- _Data records_
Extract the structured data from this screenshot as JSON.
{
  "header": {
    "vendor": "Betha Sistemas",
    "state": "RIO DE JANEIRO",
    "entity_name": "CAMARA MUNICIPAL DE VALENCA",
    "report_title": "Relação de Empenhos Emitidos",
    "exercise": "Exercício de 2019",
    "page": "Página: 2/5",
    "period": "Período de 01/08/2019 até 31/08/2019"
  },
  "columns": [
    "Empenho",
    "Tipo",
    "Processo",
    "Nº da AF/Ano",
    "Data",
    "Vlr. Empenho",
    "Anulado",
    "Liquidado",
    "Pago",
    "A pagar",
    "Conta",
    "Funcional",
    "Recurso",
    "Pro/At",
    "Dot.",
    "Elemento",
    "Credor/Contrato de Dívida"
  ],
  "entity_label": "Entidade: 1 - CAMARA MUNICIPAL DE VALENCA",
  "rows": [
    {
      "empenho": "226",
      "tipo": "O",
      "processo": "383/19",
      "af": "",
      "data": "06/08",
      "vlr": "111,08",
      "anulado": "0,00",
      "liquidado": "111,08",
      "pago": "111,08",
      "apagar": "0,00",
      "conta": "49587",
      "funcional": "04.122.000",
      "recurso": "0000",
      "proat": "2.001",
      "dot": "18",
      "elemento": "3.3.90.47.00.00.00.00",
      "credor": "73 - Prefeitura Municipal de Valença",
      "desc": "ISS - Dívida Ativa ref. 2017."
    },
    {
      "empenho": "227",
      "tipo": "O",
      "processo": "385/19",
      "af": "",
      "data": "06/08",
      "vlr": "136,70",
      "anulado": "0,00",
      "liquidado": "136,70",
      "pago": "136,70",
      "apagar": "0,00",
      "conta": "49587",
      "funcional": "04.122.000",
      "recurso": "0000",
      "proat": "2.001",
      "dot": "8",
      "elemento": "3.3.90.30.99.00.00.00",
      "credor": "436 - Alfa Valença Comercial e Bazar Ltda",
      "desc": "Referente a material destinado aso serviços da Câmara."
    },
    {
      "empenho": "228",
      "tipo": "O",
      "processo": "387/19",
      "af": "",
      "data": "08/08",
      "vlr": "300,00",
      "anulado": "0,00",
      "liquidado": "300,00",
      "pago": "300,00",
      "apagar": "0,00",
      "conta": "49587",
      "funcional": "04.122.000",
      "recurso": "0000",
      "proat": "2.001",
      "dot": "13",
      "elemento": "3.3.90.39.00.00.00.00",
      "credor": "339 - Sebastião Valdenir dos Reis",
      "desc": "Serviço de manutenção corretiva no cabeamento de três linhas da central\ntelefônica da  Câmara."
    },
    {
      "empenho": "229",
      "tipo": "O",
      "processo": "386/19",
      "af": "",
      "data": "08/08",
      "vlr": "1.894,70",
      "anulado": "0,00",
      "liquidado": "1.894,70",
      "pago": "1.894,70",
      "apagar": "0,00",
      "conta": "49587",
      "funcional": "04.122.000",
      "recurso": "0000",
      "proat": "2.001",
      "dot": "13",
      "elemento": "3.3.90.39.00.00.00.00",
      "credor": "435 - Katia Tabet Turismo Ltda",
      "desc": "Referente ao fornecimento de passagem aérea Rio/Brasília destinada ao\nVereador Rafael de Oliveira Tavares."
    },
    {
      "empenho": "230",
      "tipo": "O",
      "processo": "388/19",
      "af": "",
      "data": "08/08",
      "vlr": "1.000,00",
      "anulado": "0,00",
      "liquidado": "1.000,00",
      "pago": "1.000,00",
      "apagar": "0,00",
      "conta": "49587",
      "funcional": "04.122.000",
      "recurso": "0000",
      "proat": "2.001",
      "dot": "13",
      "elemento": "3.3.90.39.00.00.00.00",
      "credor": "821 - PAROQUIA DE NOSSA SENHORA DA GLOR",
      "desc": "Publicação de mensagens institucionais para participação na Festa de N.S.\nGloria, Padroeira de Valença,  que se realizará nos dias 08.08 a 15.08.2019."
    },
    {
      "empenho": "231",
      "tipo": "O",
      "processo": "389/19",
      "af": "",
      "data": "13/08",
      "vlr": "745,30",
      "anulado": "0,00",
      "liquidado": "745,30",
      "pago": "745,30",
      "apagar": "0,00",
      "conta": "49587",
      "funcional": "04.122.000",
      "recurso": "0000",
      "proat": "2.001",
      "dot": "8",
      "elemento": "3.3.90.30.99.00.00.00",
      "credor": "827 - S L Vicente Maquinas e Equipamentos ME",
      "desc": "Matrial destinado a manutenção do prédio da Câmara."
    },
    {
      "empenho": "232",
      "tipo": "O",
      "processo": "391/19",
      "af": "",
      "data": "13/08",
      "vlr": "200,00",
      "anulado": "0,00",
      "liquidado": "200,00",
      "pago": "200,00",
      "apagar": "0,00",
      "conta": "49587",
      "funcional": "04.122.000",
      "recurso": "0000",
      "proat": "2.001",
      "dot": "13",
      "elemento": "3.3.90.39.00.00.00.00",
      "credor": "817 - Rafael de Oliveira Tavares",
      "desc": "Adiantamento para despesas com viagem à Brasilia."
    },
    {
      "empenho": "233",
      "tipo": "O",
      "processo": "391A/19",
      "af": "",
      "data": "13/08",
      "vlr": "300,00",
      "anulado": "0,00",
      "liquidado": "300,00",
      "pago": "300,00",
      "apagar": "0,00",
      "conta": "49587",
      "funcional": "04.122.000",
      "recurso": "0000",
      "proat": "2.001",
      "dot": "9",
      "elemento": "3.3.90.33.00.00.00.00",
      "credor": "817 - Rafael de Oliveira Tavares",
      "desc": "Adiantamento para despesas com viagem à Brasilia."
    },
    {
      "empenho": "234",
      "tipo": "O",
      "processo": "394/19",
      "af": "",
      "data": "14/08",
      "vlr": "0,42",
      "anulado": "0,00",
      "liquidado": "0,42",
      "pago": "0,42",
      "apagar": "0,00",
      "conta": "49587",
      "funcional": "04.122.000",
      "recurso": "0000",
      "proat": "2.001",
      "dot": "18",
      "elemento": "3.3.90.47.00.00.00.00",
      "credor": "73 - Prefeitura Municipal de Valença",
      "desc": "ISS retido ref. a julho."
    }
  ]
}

- _What is required_
Reproduce the listing above word for word.

- _Exercise answer_
Extract the structured data from this screenshot as JSON.
{
  "header": {
    "vendor": "Betha Sistemas",
    "state": "RIO DE JANEIRO",
    "entity_name": "CAMARA MUNICIPAL DE VALENCA",
    "report_title": "Relação de Empenhos Emitidos",
    "exercise": "Exercício de 2019",
    "page": "Página: 2/5",
    "period": "Período de 01/08/2019 até 31/08/2019"
  },
  "columns": [
    "Empenho",
    "Tipo",
    "Processo",
    "Nº da AF/Ano",
    "Data",
    "Vlr. Empenho",
    "Anulado",
    "Liquidado",
    "Pago",
    "A pagar",
    "Conta",
    "Funcional",
    "Recurso",
    "Pro/At",
    "Dot.",
    "Elemento",
    "Credor/Contrato de Dívida"
  ],
  "entity_label": "Entidade: 1 - CAMARA MUNICIPAL DE VALENCA",
  "rows": [
    {
      "empenho": "226",
      "tipo": "O",
      "processo": "383/19",
      "af": "",
      "data": "06/08",
      "vlr": "111,08",
      "anulado": "0,00",
      "liquidado": "111,08",
      "pago": "111,08",
      "apagar": "0,00",
      "conta": "49587",
      "funcional": "04.122.000",
      "recurso": "0000",
      "proat": "2.001",
      "dot": "18",
      "elemento": "3.3.90.47.00.00.00.00",
      "credor": "73 - Prefeitura Municipal de Valença",
      "desc": "ISS - Dívida Ativa ref. 2017."
    },
    {
      "empenho": "227",
      "tipo": "O",
      "processo": "385/19",
      "af": "",
      "data": "06/08",
      "vlr": "136,70",
      "anulado": "0,00",
      "liquidado": "136,70",
      "pago": "136,70",
      "apagar": "0,00",
      "conta": "49587",
      "funcional": "04.122.000",
      "recurso": "0000",
      "proat": "2.001",
      "dot": "8",
      "elemento": "3.3.90.30.99.00.00.00",
      "credor": "436 - Alfa Valença Comercial e Bazar Ltda",
      "desc": "Referente a material destinado aso serviços da Câmara."
    },
    {
      "empenho": "228",
      "tipo": "O",
      "processo": "387/19",
      "af": "",
      "data": "08/08",
      "vlr": "300,00",
      "anulado": "0,00",
      "liquidado": "300,00",
      "pago": "300,00",
      "apagar": "0,00",
      "conta": "49587",
      "funcional": "04.122.000",
      "recurso": "0000",
      "proat": "2.001",
      "dot": "13",
      "elemento": "3.3.90.39.00.00.00.00",
      "credor": "339 - Sebastião Valdenir dos Reis",
      "desc": "Serviço de manutenção corretiva no cabeamento de três linhas da central\ntelefônica da  Câmara."
    },
    {
      "empenho": "229",
      "tipo": "O",
      "processo": "386/19",
      "af": "",
      "data": "08/08",
      "vlr": "1.894,70",
      "anulado": "0,00",
      "liquidado": "1.894,70",
      "pago": "1.894,70",
      "apagar": "0,00",
      "conta": "49587",
      "funcional": "04.122.000",
      "recurso": "0000",
      "proat": "2.001",
      "dot": "13",
      "elemento": "3.3.90.39.00.00.00.00",
      "credor": "435 - Katia Tabet Turismo Ltda",
      "desc": "Referente ao fornecimento de passagem aérea Rio/Brasília destinada ao\nVereador Rafael de Oliveira Tavares."
    },
    {
      "empenho": "230",
      "tipo": "O",
      "processo": "388/19",
      "af": "",
      "data": "08/08",
      "vlr": "1.000,00",
      "anulado": "0,00",
      "liquidado": "1.000,00",
      "pago": "1.000,00",
      "apagar": "0,00",
      "conta": "49587",
      "funcional": "04.122.000",
      "recurso": "0000",
      "proat": "2.001",
      "dot": "13",
      "elemento": "3.3.90.39.00.00.00.00",
      "credor": "821 - PAROQUIA DE NOSSA SENHORA DA GLOR",
      "desc": "Publicação de mensagens institucionais para participação na Festa de N.S.\nGloria, Padroeira de Valença,  que se realizará nos dias 08.08 a 15.08.2019."
    },
    {
      "empenho": "231",
      "tipo": "O",
      "processo": "389/19",
      "af": "",
      "data": "13/08",
      "vlr": "745,30",
      "anulado": "0,00",
      "liquidado": "745,30",
      "pago": "745,30",
      "apagar": "0,00",
      "conta": "49587",
      "funcional": "04.122.000",
      "recurso": "0000",
      "proat": "2.001",
      "dot": "8",
      "elemento": "3.3.90.30.99.00.00.00",
      "credor": "827 - S L Vicente Maquinas e Equipamentos ME",
      "desc": "Matrial destinado a manutenção do prédio da Câmara."
    },
    {
      "empenho": "232",
      "tipo": "O",
      "processo": "391/19",
      "af": "",
      "data": "13/08",
      "vlr": "200,00",
      "anulado": "0,00",
      "liquidado": "200,00",
      "pago": "200,00",
      "apagar": "0,00",
      "conta": "49587",
      "funcional": "04.122.000",
      "recurso": "0000",
      "proat": "2.001",
      "dot": "13",
      "elemento": "3.3.90.39.00.00.00.00",
      "credor": "817 - Rafael de Oliveira Tavares",
      "desc": "Adiantamento para despesas com viagem à Brasilia."
    },
    {
      "empenho": "233",
      "tipo": "O",
      "processo": "391A/19",
      "af": "",
      "data": "13/08",
      "vlr": "300,00",
      "anulado": "0,00",
      "liquidado": "300,00",
      "pago": "300,00",
      "apagar": "0,00",
      "conta": "49587",
      "funcional": "04.122.000",
      "recurso": "0000",
      "proat": "2.001",
      "dot": "9",
      "elemento": "3.3.90.33.00.00.00.00",
      "credor": "817 - Rafael de Oliveira Tavares",
      "desc": "Adiantamento para despesas com viagem à Brasilia."
    },
    {
      "empenho": "234",
      "tipo": "O",
      "processo": "394/19",
      "af": "",
      "data": "14/08",
      "vlr": "0,42",
      "anulado": "0,00",
      "liquidado": "0,42",
      "pago": "0,42",
      "apagar": "0,00",
      "conta": "49587",
      "funcional": "04.122.000",
      "recurso": "0000",
      "proat": "2.001",
      "dot": "18",
      "elemento": "3.3.90.47.00.00.00.00",
      "credor": "73 - Prefeitura Municipal de Valença",
      "desc": "ISS retido ref. a julho."
    }
  ]
}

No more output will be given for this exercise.